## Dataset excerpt
────────

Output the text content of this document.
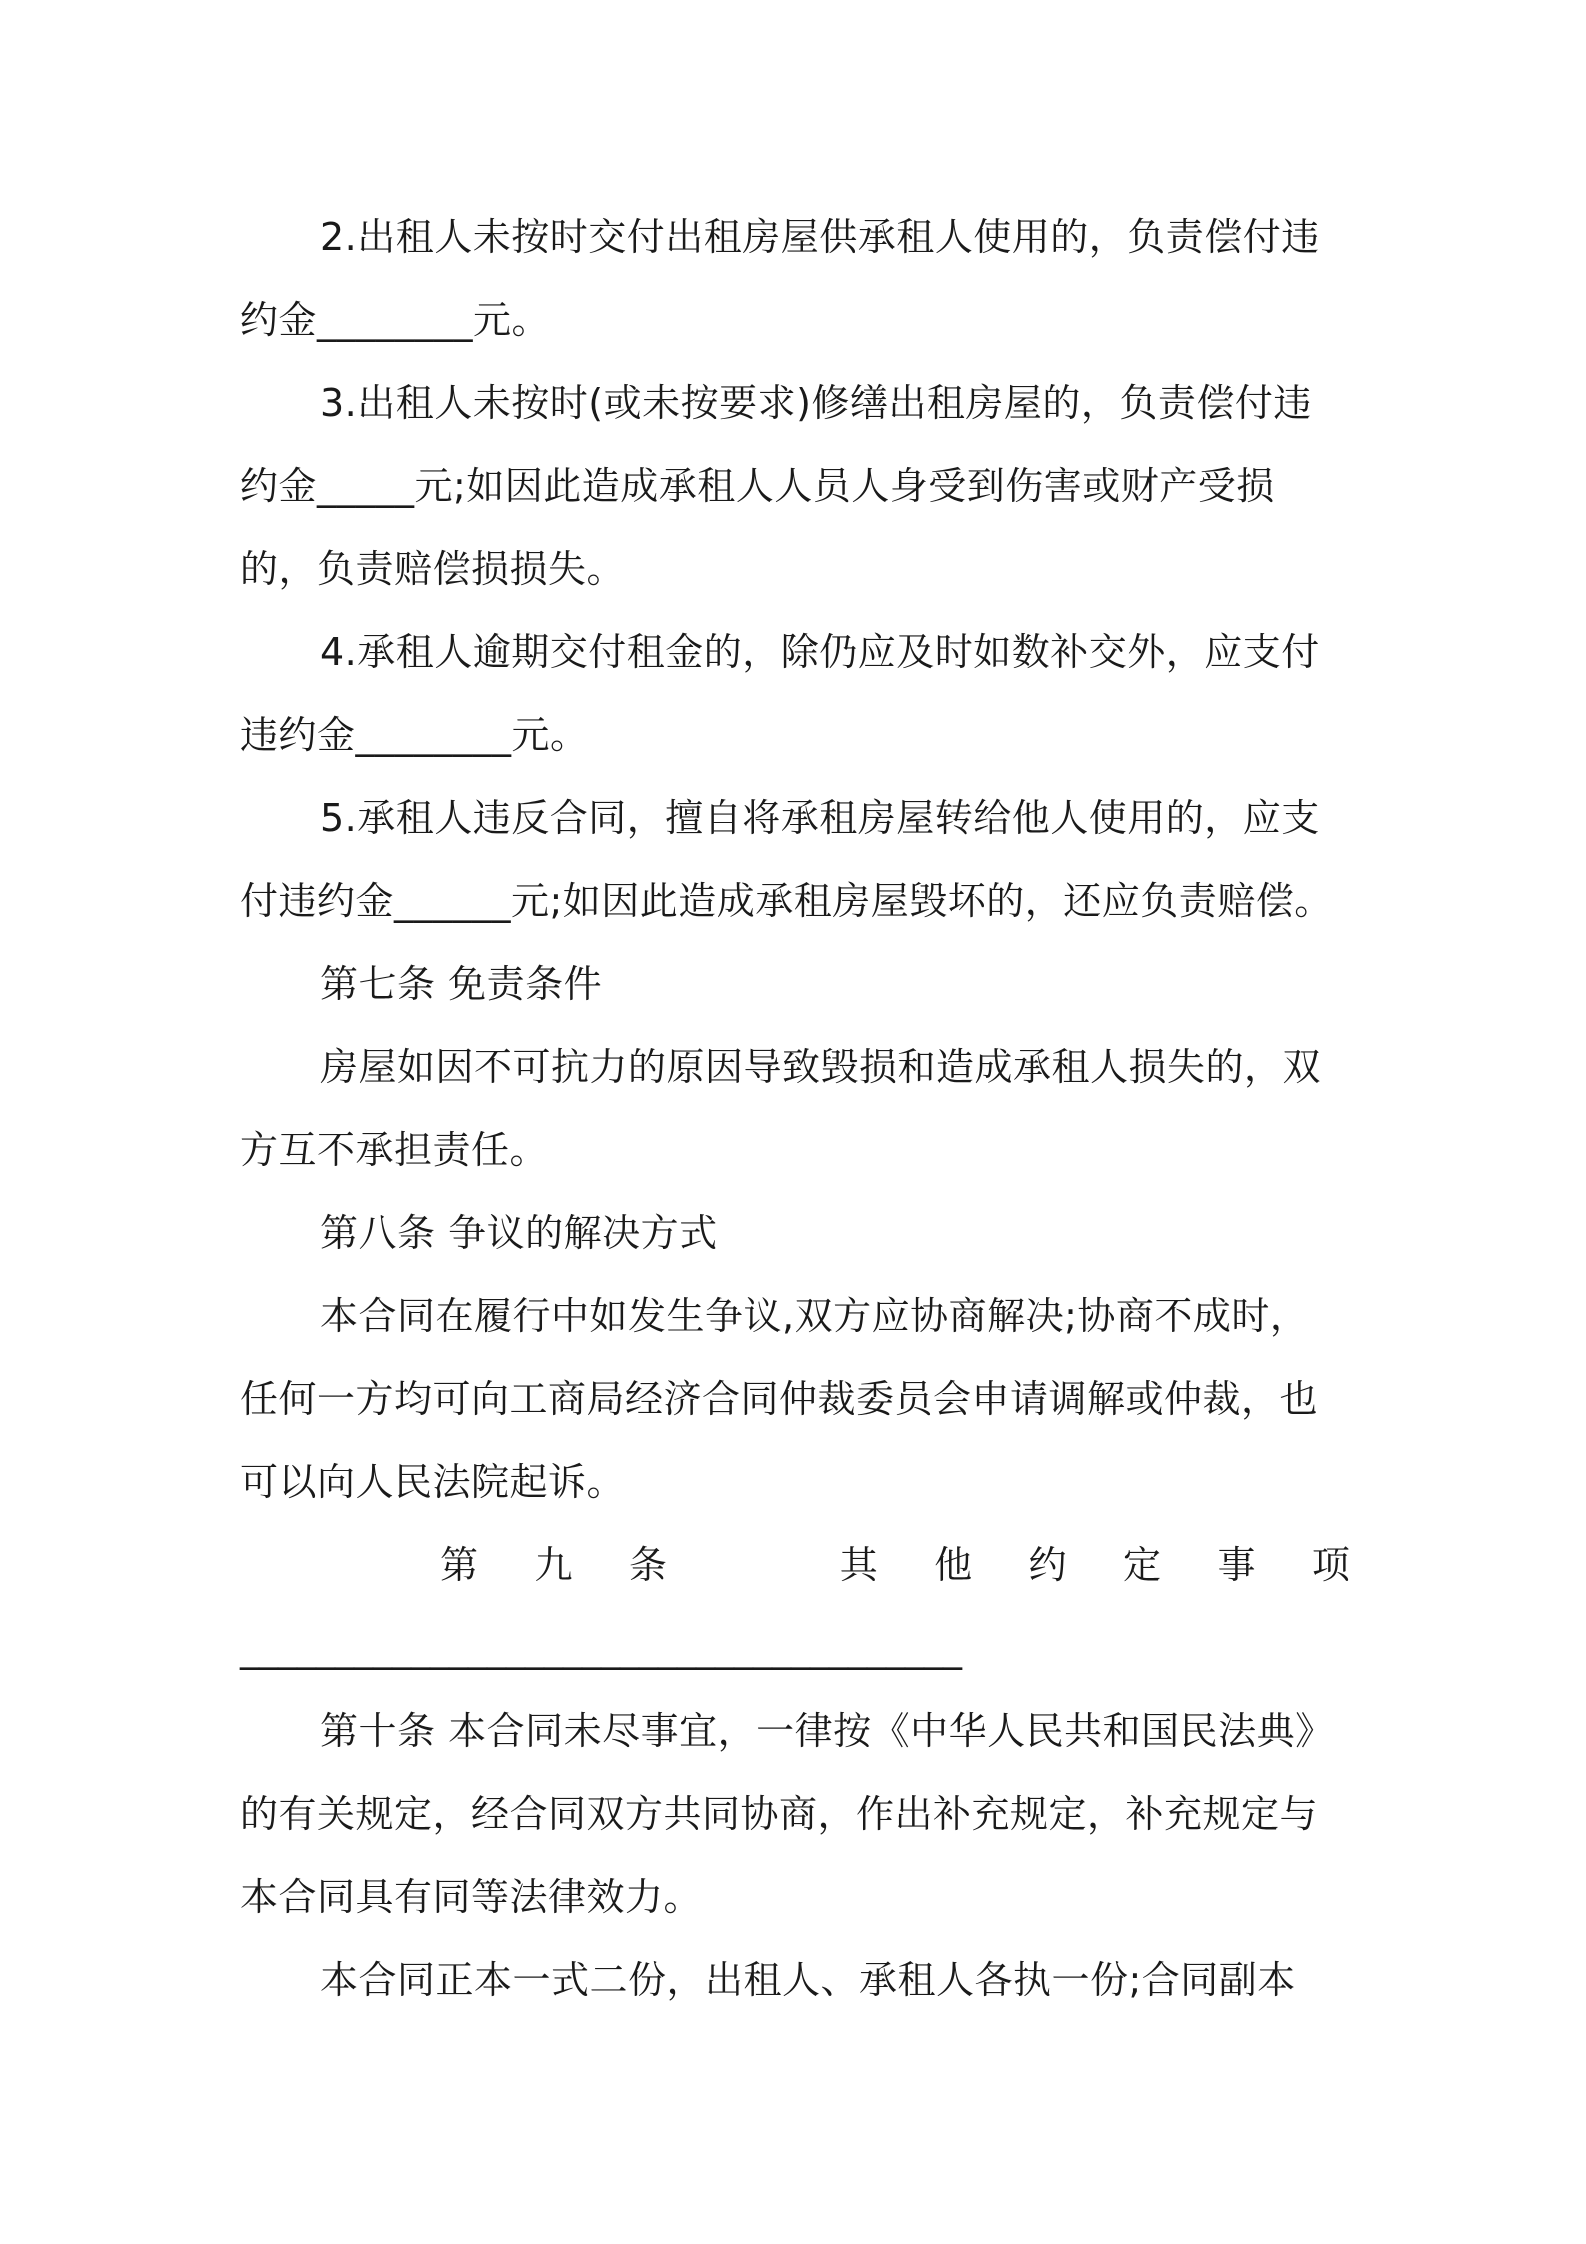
2.出租人未按时交付出租房屋供承租人使用的，负责偿付违

约金________元。

3.出租人未按时(或未按要求)修缮出租房屋的，负责偿付违

约金_____元;如因此造成承租人人员人身受到伤害或财产受损

的，负责赔偿损损失。

4.承租人逾期交付租金的，除仍应及时如数补交外，应支付

违约金________元。

5.承租人违反合同，擅自将承租房屋转给他人使用的，应支

付违约金______元;如因此造成承租房屋毁坏的，还应负责赔偿。

第七条 免责条件

房屋如因不可抗力的原因导致毁损和造成承租人损失的，双

方互不承担责任。

第八条 争议的解决方式

本合同在履行中如发生争议,双方应协商解决;协商不成时，

任何一方均可向工商局经济合同仲裁委员会申请调解或仲裁，也

可以向人民法院起诉。

第 九 条	其 他 约 定 事 项

______________________________________

第十条 本合同未尽事宜，一律按《中华人民共和国民法典》

的有关规定，经合同双方共同协商，作出补充规定，补充规定与

本合同具有同等法律效力。

本合同正本一式二份，出租人、承租人各执一份;合同副本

────────

## Short exercise
From the material above, copy everything exactly but the pictures.

## Output for this task
Output the text content of this document.
2.出租人未按时交付出租房屋供承租人使用的，负责偿付违

约金________元。

3.出租人未按时(或未按要求)修缮出租房屋的，负责偿付违

约金_____元;如因此造成承租人人员人身受到伤害或财产受损

的，负责赔偿损损失。

4.承租人逾期交付租金的，除仍应及时如数补交外，应支付

违约金________元。

5.承租人违反合同，擅自将承租房屋转给他人使用的，应支

付违约金______元;如因此造成承租房屋毁坏的，还应负责赔偿。

第七条 免责条件

房屋如因不可抗力的原因导致毁损和造成承租人损失的，双

方互不承担责任。

第八条 争议的解决方式

本合同在履行中如发生争议,双方应协商解决;协商不成时，

任何一方均可向工商局经济合同仲裁委员会申请调解或仲裁，也

可以向人民法院起诉。

第 九 条	其 他 约 定 事 项

______________________________________

第十条 本合同未尽事宜，一律按《中华人民共和国民法典》

的有关规定，经合同双方共同协商，作出补充规定，补充规定与

本合同具有同等法律效力。

本合同正本一式二份，出租人、承租人各执一份;合同副本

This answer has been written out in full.